Exercise prompt: Write out again only the lines running from the one that contains "OCR this image." to the end of the records below, including both the first and the last.

Supplied data:

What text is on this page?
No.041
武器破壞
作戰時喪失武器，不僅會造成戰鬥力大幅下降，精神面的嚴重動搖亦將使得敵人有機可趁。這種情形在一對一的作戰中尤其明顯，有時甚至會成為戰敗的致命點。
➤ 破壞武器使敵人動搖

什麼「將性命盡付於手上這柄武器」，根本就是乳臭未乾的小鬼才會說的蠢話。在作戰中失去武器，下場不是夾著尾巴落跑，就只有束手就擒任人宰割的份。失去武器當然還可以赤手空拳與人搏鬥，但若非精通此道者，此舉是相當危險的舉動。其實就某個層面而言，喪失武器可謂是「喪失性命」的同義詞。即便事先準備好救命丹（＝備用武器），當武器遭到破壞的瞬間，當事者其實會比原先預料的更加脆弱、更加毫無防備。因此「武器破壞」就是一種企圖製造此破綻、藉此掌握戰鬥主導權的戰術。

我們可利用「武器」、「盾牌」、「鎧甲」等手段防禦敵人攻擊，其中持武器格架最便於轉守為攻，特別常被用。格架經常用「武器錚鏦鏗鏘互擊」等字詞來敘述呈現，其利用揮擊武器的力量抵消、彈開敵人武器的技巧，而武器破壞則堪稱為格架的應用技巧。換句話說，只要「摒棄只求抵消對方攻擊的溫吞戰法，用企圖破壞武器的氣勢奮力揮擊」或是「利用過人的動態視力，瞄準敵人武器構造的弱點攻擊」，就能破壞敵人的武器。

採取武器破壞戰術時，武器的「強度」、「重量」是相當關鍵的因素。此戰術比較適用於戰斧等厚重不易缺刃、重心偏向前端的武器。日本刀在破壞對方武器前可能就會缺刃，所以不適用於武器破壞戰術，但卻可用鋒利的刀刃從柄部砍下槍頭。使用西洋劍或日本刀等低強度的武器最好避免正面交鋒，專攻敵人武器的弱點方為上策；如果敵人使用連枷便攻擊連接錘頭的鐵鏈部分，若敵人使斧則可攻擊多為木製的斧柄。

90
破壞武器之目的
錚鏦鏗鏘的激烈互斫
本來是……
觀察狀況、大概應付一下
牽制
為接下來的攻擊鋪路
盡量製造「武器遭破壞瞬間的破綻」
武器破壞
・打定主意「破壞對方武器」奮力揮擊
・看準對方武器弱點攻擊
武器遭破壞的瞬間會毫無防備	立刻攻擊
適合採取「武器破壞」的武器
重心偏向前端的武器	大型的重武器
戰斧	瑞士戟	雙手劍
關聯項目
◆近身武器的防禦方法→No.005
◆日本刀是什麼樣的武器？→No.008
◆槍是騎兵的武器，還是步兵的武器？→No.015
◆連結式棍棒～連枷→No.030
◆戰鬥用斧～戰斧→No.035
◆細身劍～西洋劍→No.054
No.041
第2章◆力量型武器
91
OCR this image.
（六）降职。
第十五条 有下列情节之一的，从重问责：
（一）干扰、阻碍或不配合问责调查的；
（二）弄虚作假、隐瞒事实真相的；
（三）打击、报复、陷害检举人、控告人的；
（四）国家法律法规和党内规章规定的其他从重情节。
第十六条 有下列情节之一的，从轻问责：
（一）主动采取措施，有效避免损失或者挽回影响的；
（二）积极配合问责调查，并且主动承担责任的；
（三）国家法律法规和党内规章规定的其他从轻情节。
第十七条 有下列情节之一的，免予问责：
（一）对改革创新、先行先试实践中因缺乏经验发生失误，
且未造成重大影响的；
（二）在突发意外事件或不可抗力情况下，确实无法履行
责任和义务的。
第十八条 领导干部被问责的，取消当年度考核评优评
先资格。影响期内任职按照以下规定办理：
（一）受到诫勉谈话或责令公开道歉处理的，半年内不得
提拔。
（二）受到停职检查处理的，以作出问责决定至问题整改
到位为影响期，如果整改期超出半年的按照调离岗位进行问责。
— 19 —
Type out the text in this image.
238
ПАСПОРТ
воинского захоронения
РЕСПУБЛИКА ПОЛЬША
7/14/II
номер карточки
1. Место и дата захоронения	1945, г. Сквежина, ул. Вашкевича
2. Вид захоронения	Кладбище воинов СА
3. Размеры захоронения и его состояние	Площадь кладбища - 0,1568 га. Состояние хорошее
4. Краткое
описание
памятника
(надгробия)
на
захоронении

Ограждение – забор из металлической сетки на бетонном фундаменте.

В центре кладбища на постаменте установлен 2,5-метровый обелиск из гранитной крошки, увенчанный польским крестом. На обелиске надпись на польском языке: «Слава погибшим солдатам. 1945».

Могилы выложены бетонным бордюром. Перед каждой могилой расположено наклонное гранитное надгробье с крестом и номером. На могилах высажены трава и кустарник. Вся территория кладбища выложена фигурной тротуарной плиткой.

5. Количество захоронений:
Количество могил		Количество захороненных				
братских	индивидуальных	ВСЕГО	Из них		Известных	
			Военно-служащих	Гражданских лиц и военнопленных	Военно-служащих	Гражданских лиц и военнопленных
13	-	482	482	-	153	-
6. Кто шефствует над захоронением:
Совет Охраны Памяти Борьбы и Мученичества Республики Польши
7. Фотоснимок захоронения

Result for this exercise:
OCR this image.
（六）降职。
第十五条 有下列情节之一的，从重问责：
（一）干扰、阻碍或不配合问责调查的；
（二）弄虚作假、隐瞒事实真相的；
（三）打击、报复、陷害检举人、控告人的；
（四）国家法律法规和党内规章规定的其他从重情节。
第十六条 有下列情节之一的，从轻问责：
（一）主动采取措施，有效避免损失或者挽回影响的；
（二）积极配合问责调查，并且主动承担责任的；
（三）国家法律法规和党内规章规定的其他从轻情节。
第十七条 有下列情节之一的，免予问责：
（一）对改革创新、先行先试实践中因缺乏经验发生失误，
且未造成重大影响的；
（二）在突发意外事件或不可抗力情况下，确实无法履行
责任和义务的。
第十八条 领导干部被问责的，取消当年度考核评优评
先资格。影响期内任职按照以下规定办理：
（一）受到诫勉谈话或责令公开道歉处理的，半年内不得
提拔。
（二）受到停职检查处理的，以作出问责决定至问题整改
到位为影响期，如果整改期超出半年的按照调离岗位进行问责。
— 19 —
Type out the text in this image.
238
ПАСПОРТ
воинского захоронения
РЕСПУБЛИКА ПОЛЬША
7/14/II
номер карточки
1. Место и дата захоронения	1945, г. Сквежина, ул. Вашкевича
2. Вид захоронения	Кладбище воинов СА
3. Размеры захоронения и его состояние	Площадь кладбища - 0,1568 га. Состояние хорошее
4. Краткое
описание
памятника
(надгробия)
на
захоронении

Ограждение – забор из металлической сетки на бетонном фундаменте.

В центре кладбища на постаменте установлен 2,5-метровый обелиск из гранитной крошки, увенчанный польским крестом. На обелиске надпись на польском языке: «Слава погибшим солдатам. 1945».

Могилы выложены бетонным бордюром. Перед каждой могилой расположено наклонное гранитное надгробье с крестом и номером. На могилах высажены трава и кустарник. Вся территория кладбища выложена фигурной тротуарной плиткой.

5. Количество захоронений:
Количество могил		Количество захороненных				
братских	индивидуальных	ВСЕГО	Из них		Известных	
			Военно-служащих	Гражданских лиц и военнопленных	Военно-служащих	Гражданских лиц и военнопленных
13	-	482	482	-	153	-
6. Кто шефствует над захоронением:
Совет Охраны Памяти Борьбы и Мученичества Республики Польши
7. Фотоснимок захоронения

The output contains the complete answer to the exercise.